Given request - Among the entries below, count the lines that contain the word "kararı". Write down only the total.

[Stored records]
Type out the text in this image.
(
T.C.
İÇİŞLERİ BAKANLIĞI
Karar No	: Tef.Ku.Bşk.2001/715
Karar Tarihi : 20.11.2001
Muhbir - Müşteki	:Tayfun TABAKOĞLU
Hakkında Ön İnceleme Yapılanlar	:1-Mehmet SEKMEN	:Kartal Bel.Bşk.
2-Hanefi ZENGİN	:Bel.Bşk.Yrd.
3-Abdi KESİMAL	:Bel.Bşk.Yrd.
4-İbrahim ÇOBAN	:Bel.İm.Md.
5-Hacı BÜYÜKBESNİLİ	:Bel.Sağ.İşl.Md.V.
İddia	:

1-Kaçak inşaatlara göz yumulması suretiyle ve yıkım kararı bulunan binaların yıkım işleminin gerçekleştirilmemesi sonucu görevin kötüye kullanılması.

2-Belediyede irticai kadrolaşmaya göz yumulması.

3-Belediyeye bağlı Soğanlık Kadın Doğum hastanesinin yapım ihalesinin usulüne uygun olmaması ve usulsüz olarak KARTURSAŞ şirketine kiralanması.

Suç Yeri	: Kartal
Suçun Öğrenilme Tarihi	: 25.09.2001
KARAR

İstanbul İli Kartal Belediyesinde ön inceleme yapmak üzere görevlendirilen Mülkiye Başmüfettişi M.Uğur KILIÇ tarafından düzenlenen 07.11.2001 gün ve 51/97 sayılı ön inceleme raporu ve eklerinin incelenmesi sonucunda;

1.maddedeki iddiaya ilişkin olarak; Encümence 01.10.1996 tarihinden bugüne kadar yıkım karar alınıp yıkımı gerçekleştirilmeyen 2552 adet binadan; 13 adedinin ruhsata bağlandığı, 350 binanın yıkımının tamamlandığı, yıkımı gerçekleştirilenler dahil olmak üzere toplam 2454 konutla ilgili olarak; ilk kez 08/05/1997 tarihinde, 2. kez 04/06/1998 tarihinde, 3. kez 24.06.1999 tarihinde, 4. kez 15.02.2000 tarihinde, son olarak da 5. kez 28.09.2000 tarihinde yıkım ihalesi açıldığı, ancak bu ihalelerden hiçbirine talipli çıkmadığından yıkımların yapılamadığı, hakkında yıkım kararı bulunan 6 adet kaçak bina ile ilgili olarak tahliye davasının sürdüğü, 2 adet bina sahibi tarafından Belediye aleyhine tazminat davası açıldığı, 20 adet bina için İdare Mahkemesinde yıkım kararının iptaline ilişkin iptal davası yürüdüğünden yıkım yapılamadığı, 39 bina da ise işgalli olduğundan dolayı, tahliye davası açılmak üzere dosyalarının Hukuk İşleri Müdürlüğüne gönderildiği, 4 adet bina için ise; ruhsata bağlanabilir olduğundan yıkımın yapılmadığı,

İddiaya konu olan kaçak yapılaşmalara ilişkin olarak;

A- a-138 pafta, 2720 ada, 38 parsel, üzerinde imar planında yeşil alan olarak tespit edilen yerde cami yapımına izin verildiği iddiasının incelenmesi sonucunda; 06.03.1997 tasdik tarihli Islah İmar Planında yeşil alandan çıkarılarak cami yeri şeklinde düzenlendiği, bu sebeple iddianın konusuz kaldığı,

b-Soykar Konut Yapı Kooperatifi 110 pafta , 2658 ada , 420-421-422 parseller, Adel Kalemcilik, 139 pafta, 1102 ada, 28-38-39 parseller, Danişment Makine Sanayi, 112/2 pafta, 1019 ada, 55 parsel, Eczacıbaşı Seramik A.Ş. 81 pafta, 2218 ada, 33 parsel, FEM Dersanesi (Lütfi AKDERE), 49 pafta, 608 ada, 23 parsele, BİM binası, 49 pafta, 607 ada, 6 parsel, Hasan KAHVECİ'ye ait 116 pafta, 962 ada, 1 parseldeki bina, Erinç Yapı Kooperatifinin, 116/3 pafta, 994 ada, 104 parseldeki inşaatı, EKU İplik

--

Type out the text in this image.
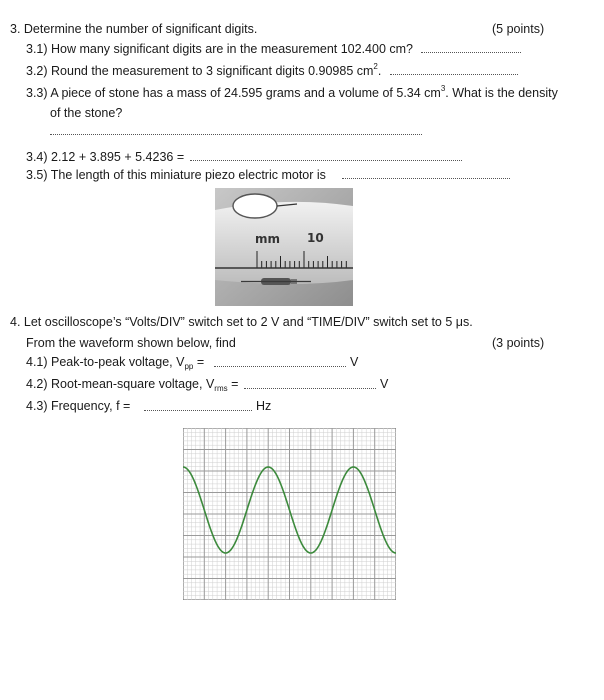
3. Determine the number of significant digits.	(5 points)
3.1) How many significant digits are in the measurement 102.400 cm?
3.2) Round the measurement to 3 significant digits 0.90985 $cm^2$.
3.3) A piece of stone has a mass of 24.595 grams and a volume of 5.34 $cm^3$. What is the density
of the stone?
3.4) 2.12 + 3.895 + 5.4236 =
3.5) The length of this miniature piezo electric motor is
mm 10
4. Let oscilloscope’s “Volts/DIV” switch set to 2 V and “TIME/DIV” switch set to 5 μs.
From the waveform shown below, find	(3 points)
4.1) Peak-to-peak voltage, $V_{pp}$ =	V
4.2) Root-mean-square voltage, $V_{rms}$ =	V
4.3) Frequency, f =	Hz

The reply - 2